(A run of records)
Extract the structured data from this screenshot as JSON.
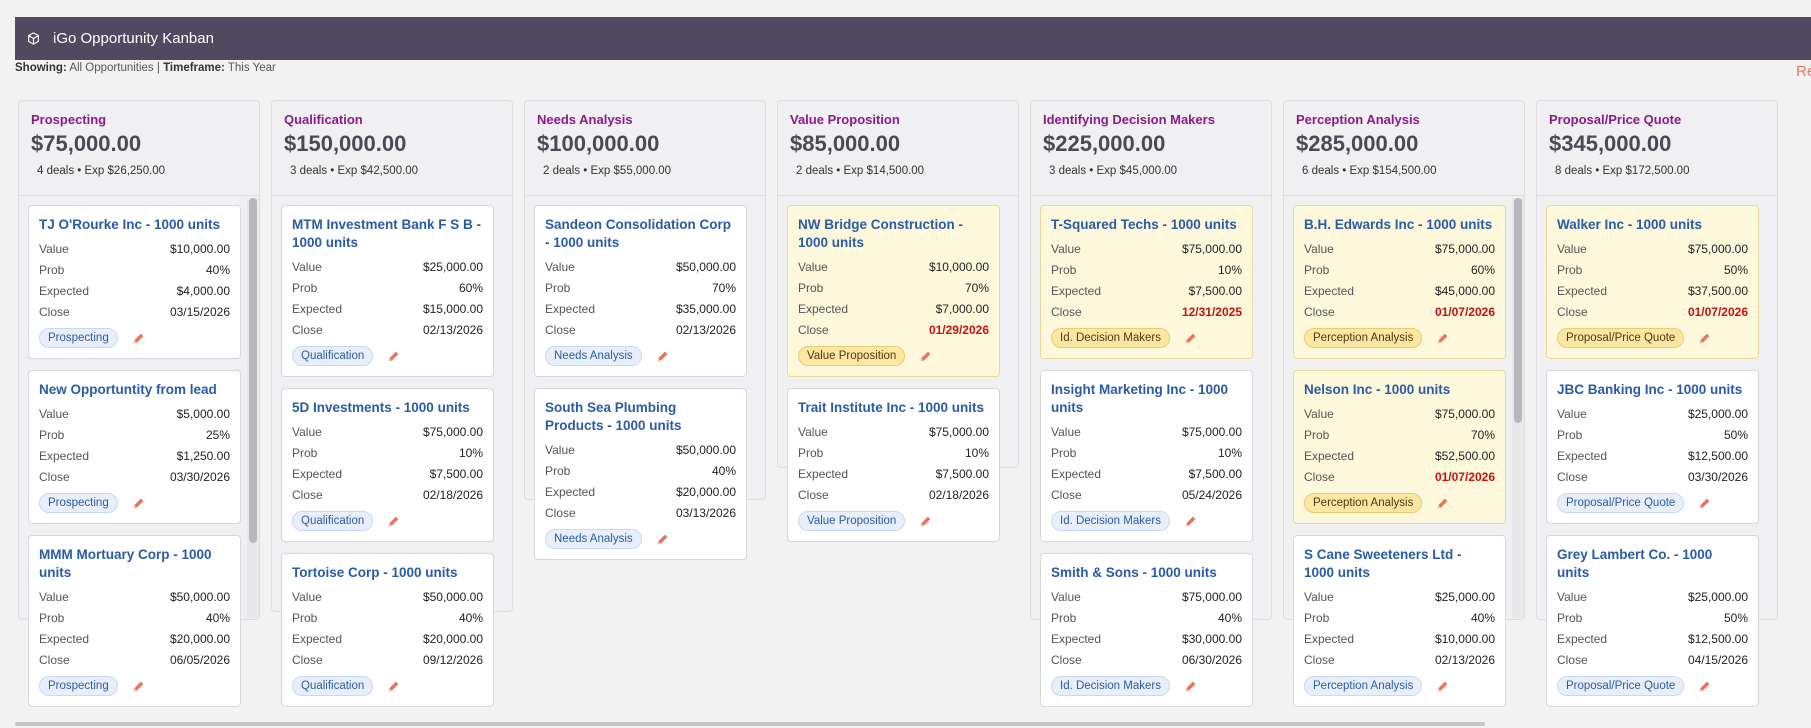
{
  "app": {
    "title": "iGo Opportunity Kanban",
    "logo_icon": "cube-icon"
  },
  "filters": {
    "showing_label": "Showing:",
    "showing_value": "All Opportunities",
    "separator": "|",
    "timeframe_label": "Timeframe:",
    "timeframe_value": "This Year",
    "refresh_label": "Refresh"
  },
  "colors": {
    "header_bg": "#51495f",
    "stage_name": "#8a1a8a",
    "card_title": "#2a5ba5",
    "overdue": "#c41212",
    "highlight_bg": "#fdf8dc",
    "accent": "#e8745e"
  },
  "columns": [
    {
      "name": "Prospecting",
      "total": "$75,000.00",
      "deals": "4 deals",
      "expected": "Exp $26,250.00",
      "scrollbar": true,
      "cards": [
        {
          "title": "TJ O'Rourke Inc - 1000 units",
          "value": "$10,000.00",
          "prob": "40%",
          "expected": "$4,000.00",
          "close": "03/15/2026",
          "stage": "Prospecting",
          "highlight": false,
          "overdue": false
        },
        {
          "title": "New Opportuntity from lead",
          "value": "$5,000.00",
          "prob": "25%",
          "expected": "$1,250.00",
          "close": "03/30/2026",
          "stage": "Prospecting",
          "highlight": false,
          "overdue": false
        },
        {
          "title": "MMM Mortuary Corp - 1000 units",
          "value": "$50,000.00",
          "prob": "40%",
          "expected": "$20,000.00",
          "close": "06/05/2026",
          "stage": "Prospecting",
          "highlight": false,
          "overdue": false
        }
      ]
    },
    {
      "name": "Qualification",
      "total": "$150,000.00",
      "deals": "3 deals",
      "expected": "Exp $42,500.00",
      "scrollbar": false,
      "cards": [
        {
          "title": "MTM Investment Bank F S B - 1000 units",
          "value": "$25,000.00",
          "prob": "60%",
          "expected": "$15,000.00",
          "close": "02/13/2026",
          "stage": "Qualification",
          "highlight": false,
          "overdue": false
        },
        {
          "title": "5D Investments - 1000 units",
          "value": "$75,000.00",
          "prob": "10%",
          "expected": "$7,500.00",
          "close": "02/18/2026",
          "stage": "Qualification",
          "highlight": false,
          "overdue": false
        },
        {
          "title": "Tortoise Corp - 1000 units",
          "value": "$50,000.00",
          "prob": "40%",
          "expected": "$20,000.00",
          "close": "09/12/2026",
          "stage": "Qualification",
          "highlight": false,
          "overdue": false
        }
      ]
    },
    {
      "name": "Needs Analysis",
      "total": "$100,000.00",
      "deals": "2 deals",
      "expected": "Exp $55,000.00",
      "scrollbar": false,
      "cards": [
        {
          "title": "Sandeon Consolidation Corp - 1000 units",
          "value": "$50,000.00",
          "prob": "70%",
          "expected": "$35,000.00",
          "close": "02/13/2026",
          "stage": "Needs Analysis",
          "highlight": false,
          "overdue": false
        },
        {
          "title": "South Sea Plumbing Products - 1000 units",
          "value": "$50,000.00",
          "prob": "40%",
          "expected": "$20,000.00",
          "close": "03/13/2026",
          "stage": "Needs Analysis",
          "highlight": false,
          "overdue": false
        }
      ]
    },
    {
      "name": "Value Proposition",
      "total": "$85,000.00",
      "deals": "2 deals",
      "expected": "Exp $14,500.00",
      "scrollbar": false,
      "cards": [
        {
          "title": "NW Bridge Construction - 1000 units",
          "value": "$10,000.00",
          "prob": "70%",
          "expected": "$7,000.00",
          "close": "01/29/2026",
          "stage": "Value Proposition",
          "highlight": true,
          "overdue": true
        },
        {
          "title": "Trait Institute Inc - 1000 units",
          "value": "$75,000.00",
          "prob": "10%",
          "expected": "$7,500.00",
          "close": "02/18/2026",
          "stage": "Value Proposition",
          "highlight": false,
          "overdue": false
        }
      ]
    },
    {
      "name": "Identifying Decision Makers",
      "total": "$225,000.00",
      "deals": "3 deals",
      "expected": "Exp $45,000.00",
      "scrollbar": false,
      "cards": [
        {
          "title": "T-Squared Techs - 1000 units",
          "value": "$75,000.00",
          "prob": "10%",
          "expected": "$7,500.00",
          "close": "12/31/2025",
          "stage": "Id. Decision Makers",
          "highlight": true,
          "overdue": true
        },
        {
          "title": "Insight Marketing Inc - 1000 units",
          "value": "$75,000.00",
          "prob": "10%",
          "expected": "$7,500.00",
          "close": "05/24/2026",
          "stage": "Id. Decision Makers",
          "highlight": false,
          "overdue": false
        },
        {
          "title": "Smith & Sons - 1000 units",
          "value": "$75,000.00",
          "prob": "40%",
          "expected": "$30,000.00",
          "close": "06/30/2026",
          "stage": "Id. Decision Makers",
          "highlight": false,
          "overdue": false
        }
      ]
    },
    {
      "name": "Perception Analysis",
      "total": "$285,000.00",
      "deals": "6 deals",
      "expected": "Exp $154,500.00",
      "scrollbar": true,
      "cards": [
        {
          "title": "B.H. Edwards Inc - 1000 units",
          "value": "$75,000.00",
          "prob": "60%",
          "expected": "$45,000.00",
          "close": "01/07/2026",
          "stage": "Perception Analysis",
          "highlight": true,
          "overdue": true
        },
        {
          "title": "Nelson Inc - 1000 units",
          "value": "$75,000.00",
          "prob": "70%",
          "expected": "$52,500.00",
          "close": "01/07/2026",
          "stage": "Perception Analysis",
          "highlight": true,
          "overdue": true
        },
        {
          "title": "S Cane Sweeteners Ltd - 1000 units",
          "value": "$25,000.00",
          "prob": "40%",
          "expected": "$10,000.00",
          "close": "02/13/2026",
          "stage": "Perception Analysis",
          "highlight": false,
          "overdue": false
        }
      ]
    },
    {
      "name": "Proposal/Price Quote",
      "total": "$345,000.00",
      "deals": "8 deals",
      "expected": "Exp $172,500.00",
      "scrollbar": false,
      "cards": [
        {
          "title": "Walker Inc - 1000 units",
          "value": "$75,000.00",
          "prob": "50%",
          "expected": "$37,500.00",
          "close": "01/07/2026",
          "stage": "Proposal/Price Quote",
          "highlight": true,
          "overdue": true
        },
        {
          "title": "JBC Banking Inc - 1000 units",
          "value": "$25,000.00",
          "prob": "50%",
          "expected": "$12,500.00",
          "close": "03/30/2026",
          "stage": "Proposal/Price Quote",
          "highlight": false,
          "overdue": false
        },
        {
          "title": "Grey Lambert Co. - 1000 units",
          "value": "$25,000.00",
          "prob": "50%",
          "expected": "$12,500.00",
          "close": "04/15/2026",
          "stage": "Proposal/Price Quote",
          "highlight": false,
          "overdue": false
        }
      ]
    }
  ],
  "labels": {
    "value": "Value",
    "prob": "Prob",
    "expected": "Expected",
    "close": "Close",
    "edit_icon": "pencil-icon"
  }
}
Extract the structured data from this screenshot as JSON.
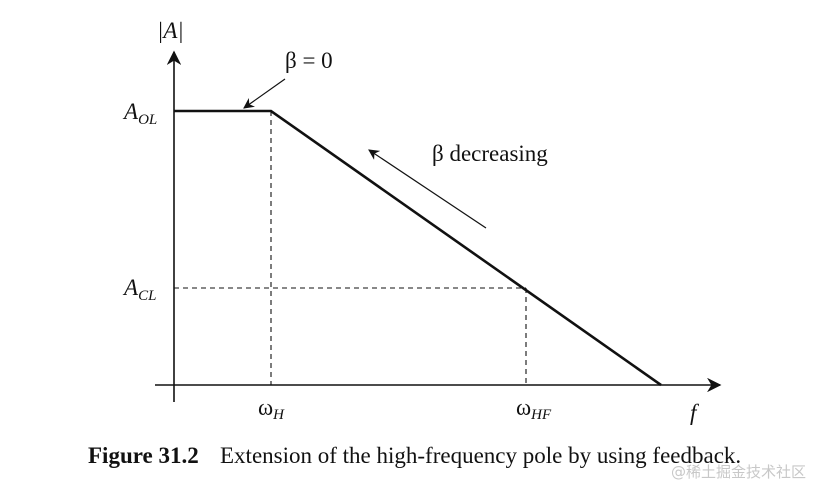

| PROBLEM REQUIREMENTS |
Your copy should hold every record word for word and none of the pictures.

| ANSWER IN FULL |
Extract the structured data from this screenshot as JSON.
{
  "app": {
    "title": "iGo Opportunity Kanban",
    "logo_icon": "cube-icon"
  },
  "filters": {
    "showing_label": "Showing:",
    "showing_value": "All Opportunities",
    "separator": "|",
    "timeframe_label": "Timeframe:",
    "timeframe_value": "This Year",
    "refresh_label": "Refresh"
  },
  "colors": {
    "header_bg": "#51495f",
    "stage_name": "#8a1a8a",
    "card_title": "#2a5ba5",
    "overdue": "#c41212",
    "highlight_bg": "#fdf8dc",
    "accent": "#e8745e"
  },
  "columns": [
    {
      "name": "Prospecting",
      "total": "$75,000.00",
      "deals": "4 deals",
      "expected": "Exp $26,250.00",
      "scrollbar": true,
      "cards": [
        {
          "title": "TJ O'Rourke Inc - 1000 units",
          "value": "$10,000.00",
          "prob": "40%",
          "expected": "$4,000.00",
          "close": "03/15/2026",
          "stage": "Prospecting",
          "highlight": false,
          "overdue": false
        },
        {
          "title": "New Opportuntity from lead",
          "value": "$5,000.00",
          "prob": "25%",
          "expected": "$1,250.00",
          "close": "03/30/2026",
          "stage": "Prospecting",
          "highlight": false,
          "overdue": false
        },
        {
          "title": "MMM Mortuary Corp - 1000 units",
          "value": "$50,000.00",
          "prob": "40%",
          "expected": "$20,000.00",
          "close": "06/05/2026",
          "stage": "Prospecting",
          "highlight": false,
          "overdue": false
        }
      ]
    },
    {
      "name": "Qualification",
      "total": "$150,000.00",
      "deals": "3 deals",
      "expected": "Exp $42,500.00",
      "scrollbar": false,
      "cards": [
        {
          "title": "MTM Investment Bank F S B - 1000 units",
          "value": "$25,000.00",
          "prob": "60%",
          "expected": "$15,000.00",
          "close": "02/13/2026",
          "stage": "Qualification",
          "highlight": false,
          "overdue": false
        },
        {
          "title": "5D Investments - 1000 units",
          "value": "$75,000.00",
          "prob": "10%",
          "expected": "$7,500.00",
          "close": "02/18/2026",
          "stage": "Qualification",
          "highlight": false,
          "overdue": false
        },
        {
          "title": "Tortoise Corp - 1000 units",
          "value": "$50,000.00",
          "prob": "40%",
          "expected": "$20,000.00",
          "close": "09/12/2026",
          "stage": "Qualification",
          "highlight": false,
          "overdue": false
        }
      ]
    },
    {
      "name": "Needs Analysis",
      "total": "$100,000.00",
      "deals": "2 deals",
      "expected": "Exp $55,000.00",
      "scrollbar": false,
      "cards": [
        {
          "title": "Sandeon Consolidation Corp - 1000 units",
          "value": "$50,000.00",
          "prob": "70%",
          "expected": "$35,000.00",
          "close": "02/13/2026",
          "stage": "Needs Analysis",
          "highlight": false,
          "overdue": false
        },
        {
          "title": "South Sea Plumbing Products - 1000 units",
          "value": "$50,000.00",
          "prob": "40%",
          "expected": "$20,000.00",
          "close": "03/13/2026",
          "stage": "Needs Analysis",
          "highlight": false,
          "overdue": false
        }
      ]
    },
    {
      "name": "Value Proposition",
      "total": "$85,000.00",
      "deals": "2 deals",
      "expected": "Exp $14,500.00",
      "scrollbar": false,
      "cards": [
        {
          "title": "NW Bridge Construction - 1000 units",
          "value": "$10,000.00",
          "prob": "70%",
          "expected": "$7,000.00",
          "close": "01/29/2026",
          "stage": "Value Proposition",
          "highlight": true,
          "overdue": true
        },
        {
          "title": "Trait Institute Inc - 1000 units",
          "value": "$75,000.00",
          "prob": "10%",
          "expected": "$7,500.00",
          "close": "02/18/2026",
          "stage": "Value Proposition",
          "highlight": false,
          "overdue": false
        }
      ]
    },
    {
      "name": "Identifying Decision Makers",
      "total": "$225,000.00",
      "deals": "3 deals",
      "expected": "Exp $45,000.00",
      "scrollbar": false,
      "cards": [
        {
          "title": "T-Squared Techs - 1000 units",
          "value": "$75,000.00",
          "prob": "10%",
          "expected": "$7,500.00",
          "close": "12/31/2025",
          "stage": "Id. Decision Makers",
          "highlight": true,
          "overdue": true
        },
        {
          "title": "Insight Marketing Inc - 1000 units",
          "value": "$75,000.00",
          "prob": "10%",
          "expected": "$7,500.00",
          "close": "05/24/2026",
          "stage": "Id. Decision Makers",
          "highlight": false,
          "overdue": false
        },
        {
          "title": "Smith & Sons - 1000 units",
          "value": "$75,000.00",
          "prob": "40%",
          "expected": "$30,000.00",
          "close": "06/30/2026",
          "stage": "Id. Decision Makers",
          "highlight": false,
          "overdue": false
        }
      ]
    },
    {
      "name": "Perception Analysis",
      "total": "$285,000.00",
      "deals": "6 deals",
      "expected": "Exp $154,500.00",
      "scrollbar": true,
      "cards": [
        {
          "title": "B.H. Edwards Inc - 1000 units",
          "value": "$75,000.00",
          "prob": "60%",
          "expected": "$45,000.00",
          "close": "01/07/2026",
          "stage": "Perception Analysis",
          "highlight": true,
          "overdue": true
        },
        {
          "title": "Nelson Inc - 1000 units",
          "value": "$75,000.00",
          "prob": "70%",
          "expected": "$52,500.00",
          "close": "01/07/2026",
          "stage": "Perception Analysis",
          "highlight": true,
          "overdue": true
        },
        {
          "title": "S Cane Sweeteners Ltd - 1000 units",
          "value": "$25,000.00",
          "prob": "40%",
          "expected": "$10,000.00",
          "close": "02/13/2026",
          "stage": "Perception Analysis",
          "highlight": false,
          "overdue": false
        }
      ]
    },
    {
      "name": "Proposal/Price Quote",
      "total": "$345,000.00",
      "deals": "8 deals",
      "expected": "Exp $172,500.00",
      "scrollbar": false,
      "cards": [
        {
          "title": "Walker Inc - 1000 units",
          "value": "$75,000.00",
          "prob": "50%",
          "expected": "$37,500.00",
          "close": "01/07/2026",
          "stage": "Proposal/Price Quote",
          "highlight": true,
          "overdue": true
        },
        {
          "title": "JBC Banking Inc - 1000 units",
          "value": "$25,000.00",
          "prob": "50%",
          "expected": "$12,500.00",
          "close": "03/30/2026",
          "stage": "Proposal/Price Quote",
          "highlight": false,
          "overdue": false
        },
        {
          "title": "Grey Lambert Co. - 1000 units",
          "value": "$25,000.00",
          "prob": "50%",
          "expected": "$12,500.00",
          "close": "04/15/2026",
          "stage": "Proposal/Price Quote",
          "highlight": false,
          "overdue": false
        }
      ]
    }
  ],
  "labels": {
    "value": "Value",
    "prob": "Prob",
    "expected": "Expected",
    "close": "Close",
    "edit_icon": "pencil-icon"
  }
}
Extract the structured data from this screenshot as JSON.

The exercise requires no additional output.